Job:
Copy out all lines of the records in which the word "content" appears.

Items:
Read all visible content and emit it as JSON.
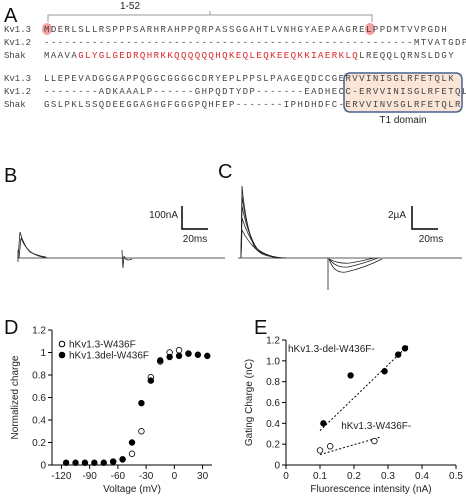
{
  "panels": {
    "a": "A",
    "b": "B",
    "c": "C",
    "d": "D",
    "e": "E"
  },
  "alignment": {
    "range_label": "1-52",
    "domain_label": "T1 domain",
    "rows": [
      [
        {
          "name": "Kv1.3",
          "segments": [
            "MDERLSLLRSPPPSARHRAHPPQRPASSGGAHTLVNHGYAEPAAGRELPPDMTVVPGDH"
          ]
        },
        {
          "name": "Kv1.2",
          "segments": [
            "------------------------------------------------------MTVATGDP"
          ]
        },
        {
          "name": "Shak",
          "segments": [
            "MAAVA",
            "GLYGLGEDRQHRKKQQQQQQHQKEQLEQKEEQKKIAERKLQ",
            "LREQQLQRNSLDGY"
          ]
        }
      ],
      [
        {
          "name": "Kv1.3",
          "segments": [
            "LLEPEVADGGGAPPQGGCGGGGCDRYEPLPPSLPAAGEQDCCGERVVINISGLRFETQLK"
          ]
        },
        {
          "name": "Kv1.2",
          "segments": [
            "--------ADKAAALP------GHPQDTYDP-------EADHECC-ERVVINISGLRFETQLK"
          ]
        },
        {
          "name": "Shak",
          "segments": [
            "GSLPKLSSQDEEGGAGHGFGGGPQHFEP-------IPHDHDFC-ERVVINVSGLRFETQLR"
          ]
        }
      ]
    ]
  },
  "traces": {
    "b": {
      "current_scale": "100nA",
      "time_scale": "20ms"
    },
    "c": {
      "current_scale": "2µA",
      "time_scale": "20ms"
    }
  },
  "chart_data": [
    {
      "type": "scatter",
      "x_label": "Voltage (mV)",
      "y_label": "Normalized charge",
      "xlim": [
        -130,
        40
      ],
      "ylim": [
        0,
        1.2
      ],
      "xticks": [
        -120,
        -90,
        -60,
        -30,
        0,
        30
      ],
      "yticks": [
        0,
        0.2,
        0.4,
        0.6,
        0.8,
        1,
        1.2
      ],
      "legend": "top-left",
      "series": [
        {
          "name": "hKv1.3-W436F",
          "color": "#000000",
          "marker": "open",
          "x": [
            -65,
            -55,
            -45,
            -35,
            -25,
            -15,
            -5,
            5,
            15
          ],
          "values": [
            0.03,
            0.05,
            0.1,
            0.3,
            0.78,
            0.92,
            1.0,
            1.02,
            0.99
          ]
        },
        {
          "name": "hKv1.3del-W436F",
          "color": "#000000",
          "marker": "filled",
          "x": [
            -115,
            -105,
            -95,
            -85,
            -75,
            -65,
            -55,
            -45,
            -35,
            -25,
            -15,
            -5,
            5,
            15,
            25,
            35
          ],
          "values": [
            0.02,
            0.02,
            0.02,
            0.02,
            0.02,
            0.03,
            0.05,
            0.2,
            0.55,
            0.75,
            0.93,
            0.96,
            0.97,
            0.99,
            0.98,
            0.97
          ]
        }
      ]
    },
    {
      "type": "scatter",
      "x_label": "Fluorescence intensity (nA)",
      "y_label": "Gating Charge (nC)",
      "xlim": [
        0,
        0.5
      ],
      "ylim": [
        0,
        1.2
      ],
      "xticks": [
        0,
        0.1,
        0.2,
        0.3,
        0.4,
        0.5
      ],
      "yticks": [
        0,
        0.2,
        0.4,
        0.6,
        0.8,
        {
          "value": 1,
          "label": "1.0"
        },
        1.2
      ],
      "legend": "inline",
      "series": [
        {
          "name": "hKv1.3-del-W436F-",
          "color": "#000000",
          "marker": "filled",
          "x": [
            0.11,
            0.19,
            0.29,
            0.33,
            0.35
          ],
          "values": [
            0.4,
            0.86,
            0.9,
            1.06,
            1.12
          ],
          "fit_x": [
            0.1,
            0.36
          ],
          "fit_y": [
            0.33,
            1.15
          ]
        },
        {
          "name": "hKv1.3-W436F-",
          "color": "#000000",
          "marker": "open",
          "x": [
            0.1,
            0.13,
            0.26
          ],
          "values": [
            0.14,
            0.18,
            0.23
          ],
          "fit_x": [
            0.1,
            0.28
          ],
          "fit_y": [
            0.1,
            0.27
          ]
        }
      ]
    }
  ]
}
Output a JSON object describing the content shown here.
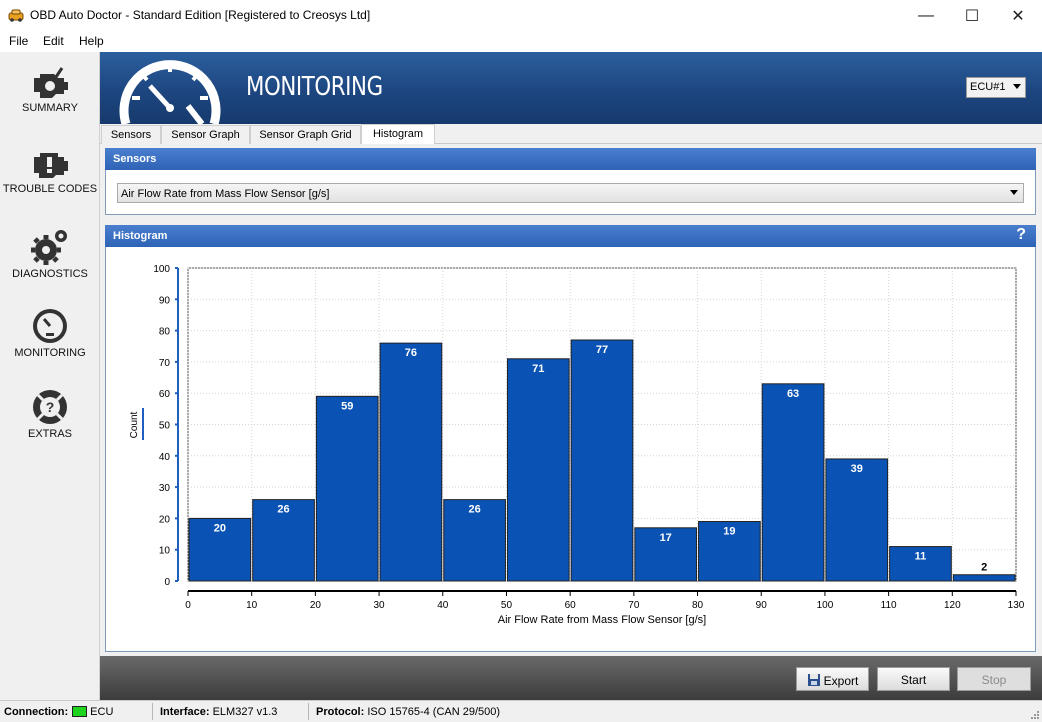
{
  "window": {
    "title": "OBD Auto Doctor - Standard Edition [Registered to Creosys Ltd]",
    "minimize": "—",
    "maximize": "☐",
    "close": "✕"
  },
  "menu": [
    "File",
    "Edit",
    "Help"
  ],
  "sidebar": [
    {
      "label": "SUMMARY",
      "icon": "engine-icon"
    },
    {
      "label": "TROUBLE CODES",
      "icon": "engine-warning-icon"
    },
    {
      "label": "DIAGNOSTICS",
      "icon": "gears-icon"
    },
    {
      "label": "MONITORING",
      "icon": "gauge-icon"
    },
    {
      "label": "EXTRAS",
      "icon": "lifebuoy-question-icon"
    }
  ],
  "header": {
    "title": "MONITORING",
    "ecu_selected": "ECU#1"
  },
  "tabs": [
    {
      "label": "Sensors",
      "active": false
    },
    {
      "label": "Sensor Graph",
      "active": false
    },
    {
      "label": "Sensor Graph Grid",
      "active": false
    },
    {
      "label": "Histogram",
      "active": true
    }
  ],
  "sensors_panel": {
    "title": "Sensors",
    "selected_sensor": "Air Flow Rate from Mass Flow Sensor [g/s]"
  },
  "histogram_panel": {
    "title": "Histogram",
    "help": "?"
  },
  "chart_data": {
    "type": "bar",
    "bin_edges": [
      0,
      10,
      20,
      30,
      40,
      50,
      60,
      70,
      80,
      90,
      100,
      110,
      120,
      130
    ],
    "values": [
      20,
      26,
      59,
      76,
      26,
      71,
      77,
      17,
      19,
      63,
      39,
      11,
      2
    ],
    "xlabel": "Air Flow Rate from Mass Flow Sensor [g/s]",
    "ylabel": "Count",
    "xlim": [
      0,
      130
    ],
    "ylim": [
      0,
      100
    ],
    "xticks": [
      0,
      10,
      20,
      30,
      40,
      50,
      60,
      70,
      80,
      90,
      100,
      110,
      120,
      130
    ],
    "yticks": [
      0,
      10,
      20,
      30,
      40,
      50,
      60,
      70,
      80,
      90,
      100
    ],
    "grid": true,
    "bar_color": "#0a52b3",
    "data_labels": true
  },
  "buttons": {
    "export": "Export",
    "start": "Start",
    "stop": "Stop"
  },
  "status": {
    "connection_label": "Connection:",
    "connection_value": "ECU",
    "interface_label": "Interface:",
    "interface_value": "ELM327 v1.3",
    "protocol_label": "Protocol:",
    "protocol_value": "ISO 15765-4 (CAN 29/500)"
  }
}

Solution to the exercise:
Read all visible content and emit it as JSON.
Output a JSON object describing the content shown here.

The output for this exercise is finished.